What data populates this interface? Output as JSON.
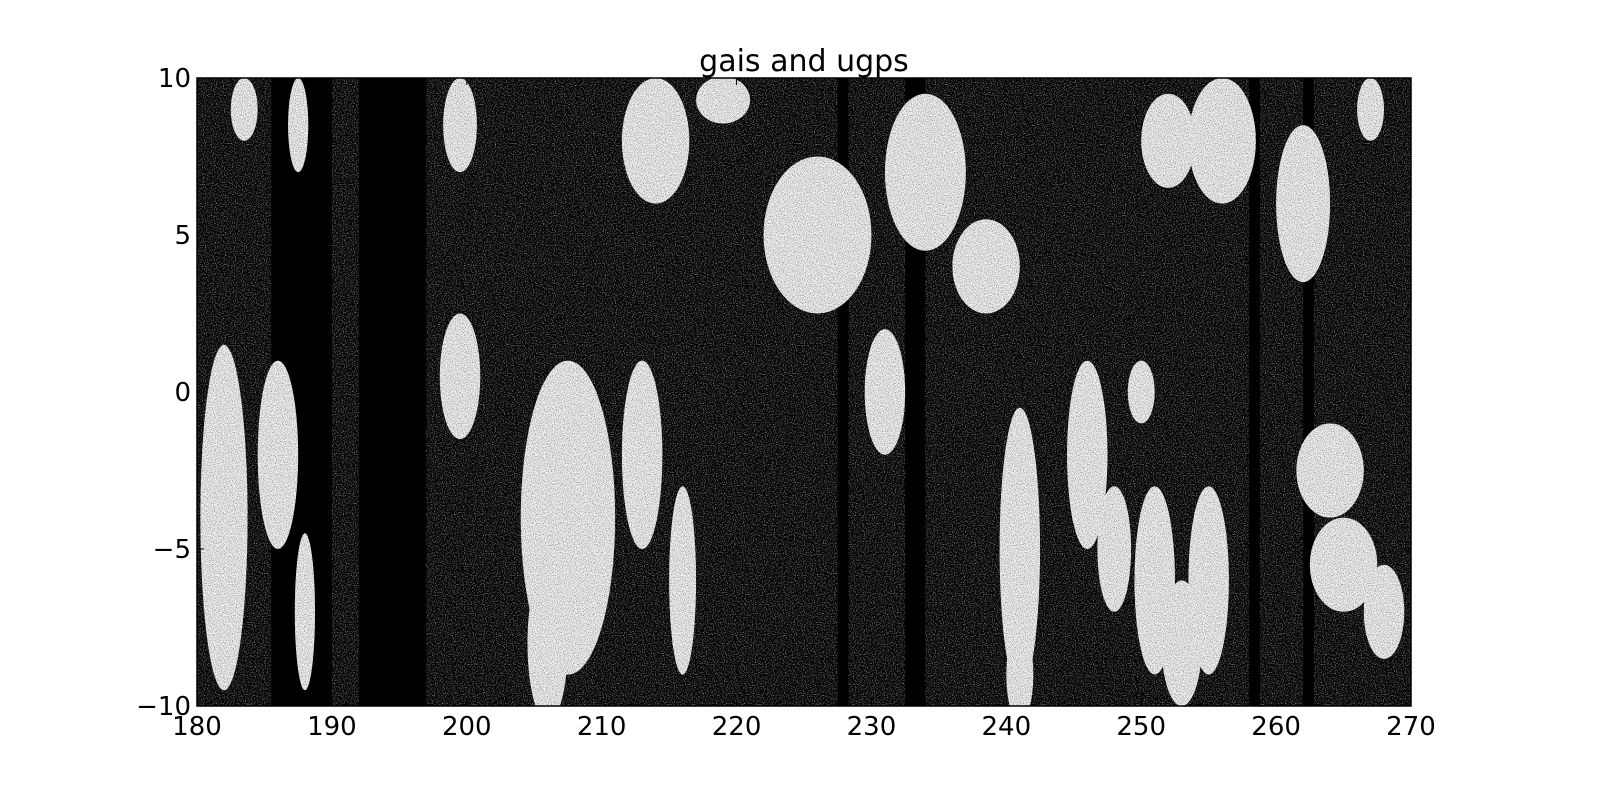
{
  "chart_data": {
    "type": "heatmap",
    "title": "gais and ugps",
    "xlabel": "",
    "ylabel": "",
    "xlim": [
      180,
      270
    ],
    "ylim": [
      -10,
      10
    ],
    "x_ticks": [
      "180",
      "190",
      "200",
      "210",
      "220",
      "230",
      "240",
      "250",
      "260",
      "270"
    ],
    "y_ticks": [
      "10",
      "5",
      "0",
      "−5",
      "−10"
    ],
    "colormap": "binary (black = 0, white = high)",
    "grid": false,
    "legend": "none",
    "colors": {
      "background": "#000000",
      "foreground": "#ffffff",
      "axis": "#000000"
    },
    "dark_bands_x": [
      [
        185.5,
        190
      ],
      [
        192,
        197
      ],
      [
        227.5,
        228.3
      ],
      [
        232.5,
        234
      ],
      [
        258,
        258.8
      ],
      [
        262,
        262.8
      ]
    ],
    "bright_blobs": [
      {
        "x": 182,
        "y": -4,
        "w": 3.5,
        "h": 11
      },
      {
        "x": 186,
        "y": -2,
        "w": 3,
        "h": 6
      },
      {
        "x": 188,
        "y": -7,
        "w": 1.5,
        "h": 5
      },
      {
        "x": 183.5,
        "y": 9,
        "w": 2,
        "h": 2
      },
      {
        "x": 187.5,
        "y": 8.5,
        "w": 1.5,
        "h": 3
      },
      {
        "x": 199.5,
        "y": 0.5,
        "w": 3,
        "h": 4
      },
      {
        "x": 199.5,
        "y": 8.5,
        "w": 2.5,
        "h": 3
      },
      {
        "x": 207.5,
        "y": -4,
        "w": 7,
        "h": 10
      },
      {
        "x": 213,
        "y": -2,
        "w": 3,
        "h": 6
      },
      {
        "x": 216,
        "y": -6,
        "w": 2,
        "h": 6
      },
      {
        "x": 206,
        "y": -8,
        "w": 3,
        "h": 5
      },
      {
        "x": 214,
        "y": 8,
        "w": 5,
        "h": 4
      },
      {
        "x": 219,
        "y": 9.3,
        "w": 4,
        "h": 1.5
      },
      {
        "x": 226,
        "y": 5,
        "w": 8,
        "h": 5
      },
      {
        "x": 234,
        "y": 7,
        "w": 6,
        "h": 5
      },
      {
        "x": 231,
        "y": 0,
        "w": 3,
        "h": 4
      },
      {
        "x": 238.5,
        "y": 4,
        "w": 5,
        "h": 3
      },
      {
        "x": 241,
        "y": -5,
        "w": 3,
        "h": 9
      },
      {
        "x": 246,
        "y": -2,
        "w": 3,
        "h": 6
      },
      {
        "x": 248,
        "y": -5,
        "w": 2.5,
        "h": 4
      },
      {
        "x": 250,
        "y": 0,
        "w": 2,
        "h": 2
      },
      {
        "x": 241,
        "y": -9,
        "w": 2,
        "h": 3
      },
      {
        "x": 251,
        "y": -6,
        "w": 3,
        "h": 6
      },
      {
        "x": 255,
        "y": -6,
        "w": 3,
        "h": 6
      },
      {
        "x": 253,
        "y": -8,
        "w": 3,
        "h": 4
      },
      {
        "x": 256,
        "y": 8,
        "w": 5,
        "h": 4
      },
      {
        "x": 262,
        "y": 6,
        "w": 4,
        "h": 5
      },
      {
        "x": 252,
        "y": 8,
        "w": 4,
        "h": 3
      },
      {
        "x": 264,
        "y": -2.5,
        "w": 5,
        "h": 3
      },
      {
        "x": 265,
        "y": -5.5,
        "w": 5,
        "h": 3
      },
      {
        "x": 268,
        "y": -7,
        "w": 3,
        "h": 3
      },
      {
        "x": 267,
        "y": 9,
        "w": 2,
        "h": 2
      }
    ]
  }
}
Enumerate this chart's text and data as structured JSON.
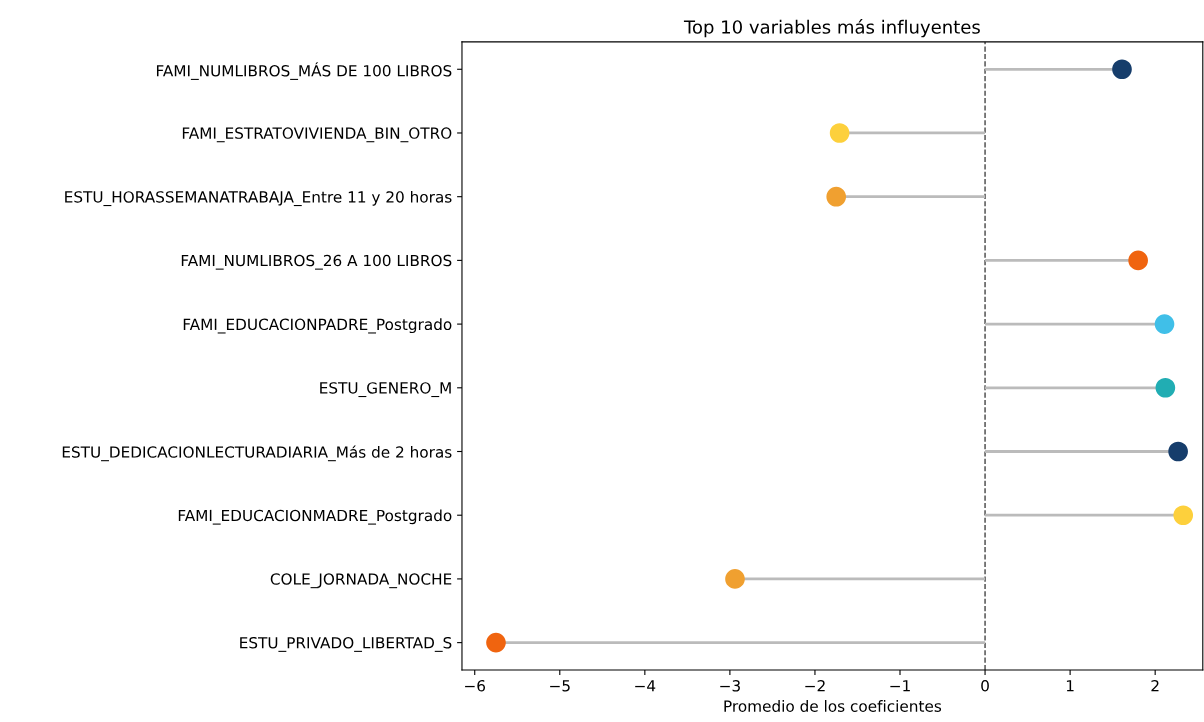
{
  "chart_data": {
    "type": "lollipop",
    "orientation": "horizontal",
    "title": "Top 10 variables más influyentes",
    "xlabel": "Promedio de los coeficientes",
    "categories": [
      "FAMI_NUMLIBROS_MÁS DE 100 LIBROS",
      "FAMI_ESTRATOVIVIENDA_BIN_OTRO",
      "ESTU_HORASSEMANATRABAJA_Entre 11 y 20 horas",
      "FAMI_NUMLIBROS_26 A 100 LIBROS",
      "FAMI_EDUCACIONPADRE_Postgrado",
      "ESTU_GENERO_M",
      "ESTU_DEDICACIONLECTURADIARIA_Más de 2 horas",
      "FAMI_EDUCACIONMADRE_Postgrado",
      "COLE_JORNADA_NOCHE",
      "ESTU_PRIVADO_LIBERTAD_S"
    ],
    "values": [
      1.61,
      -1.71,
      -1.75,
      1.8,
      2.11,
      2.12,
      2.27,
      2.33,
      -2.94,
      -5.75
    ],
    "colors": [
      "#163d6b",
      "#fdd03c",
      "#f0a030",
      "#f0640f",
      "#40bfe8",
      "#21adb3",
      "#163d6b",
      "#fdd03c",
      "#f0a030",
      "#f0640f"
    ],
    "xlim": [
      -6.15,
      2.56
    ],
    "xticks": [
      {
        "value": -6,
        "label": "−6"
      },
      {
        "value": -5,
        "label": "−5"
      },
      {
        "value": -4,
        "label": "−4"
      },
      {
        "value": -3,
        "label": "−3"
      },
      {
        "value": -2,
        "label": "−2"
      },
      {
        "value": -1,
        "label": "−1"
      },
      0,
      1,
      2
    ],
    "ref_lines": [
      {
        "axis": "x",
        "value": 0,
        "line_style": "dashed",
        "color": "#444444"
      }
    ],
    "marker": "circle",
    "grid": false
  }
}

#### EXERCISE
Quote precisely the lines of the data from the line containing "Enumerate this chart's" through its final line, both included, excluding pictures.

#### TASK RESPONSE
Enumerate this chart's text and data as structured JSON.
{
  "chart_data": {
    "type": "lollipop",
    "orientation": "horizontal",
    "title": "Top 10 variables más influyentes",
    "xlabel": "Promedio de los coeficientes",
    "categories": [
      "FAMI_NUMLIBROS_MÁS DE 100 LIBROS",
      "FAMI_ESTRATOVIVIENDA_BIN_OTRO",
      "ESTU_HORASSEMANATRABAJA_Entre 11 y 20 horas",
      "FAMI_NUMLIBROS_26 A 100 LIBROS",
      "FAMI_EDUCACIONPADRE_Postgrado",
      "ESTU_GENERO_M",
      "ESTU_DEDICACIONLECTURADIARIA_Más de 2 horas",
      "FAMI_EDUCACIONMADRE_Postgrado",
      "COLE_JORNADA_NOCHE",
      "ESTU_PRIVADO_LIBERTAD_S"
    ],
    "values": [
      1.61,
      -1.71,
      -1.75,
      1.8,
      2.11,
      2.12,
      2.27,
      2.33,
      -2.94,
      -5.75
    ],
    "colors": [
      "#163d6b",
      "#fdd03c",
      "#f0a030",
      "#f0640f",
      "#40bfe8",
      "#21adb3",
      "#163d6b",
      "#fdd03c",
      "#f0a030",
      "#f0640f"
    ],
    "xlim": [
      -6.15,
      2.56
    ],
    "xticks": [
      {
        "value": -6,
        "label": "−6"
      },
      {
        "value": -5,
        "label": "−5"
      },
      {
        "value": -4,
        "label": "−4"
      },
      {
        "value": -3,
        "label": "−3"
      },
      {
        "value": -2,
        "label": "−2"
      },
      {
        "value": -1,
        "label": "−1"
      },
      0,
      1,
      2
    ],
    "ref_lines": [
      {
        "axis": "x",
        "value": 0,
        "line_style": "dashed",
        "color": "#444444"
      }
    ],
    "marker": "circle",
    "grid": false
  }
}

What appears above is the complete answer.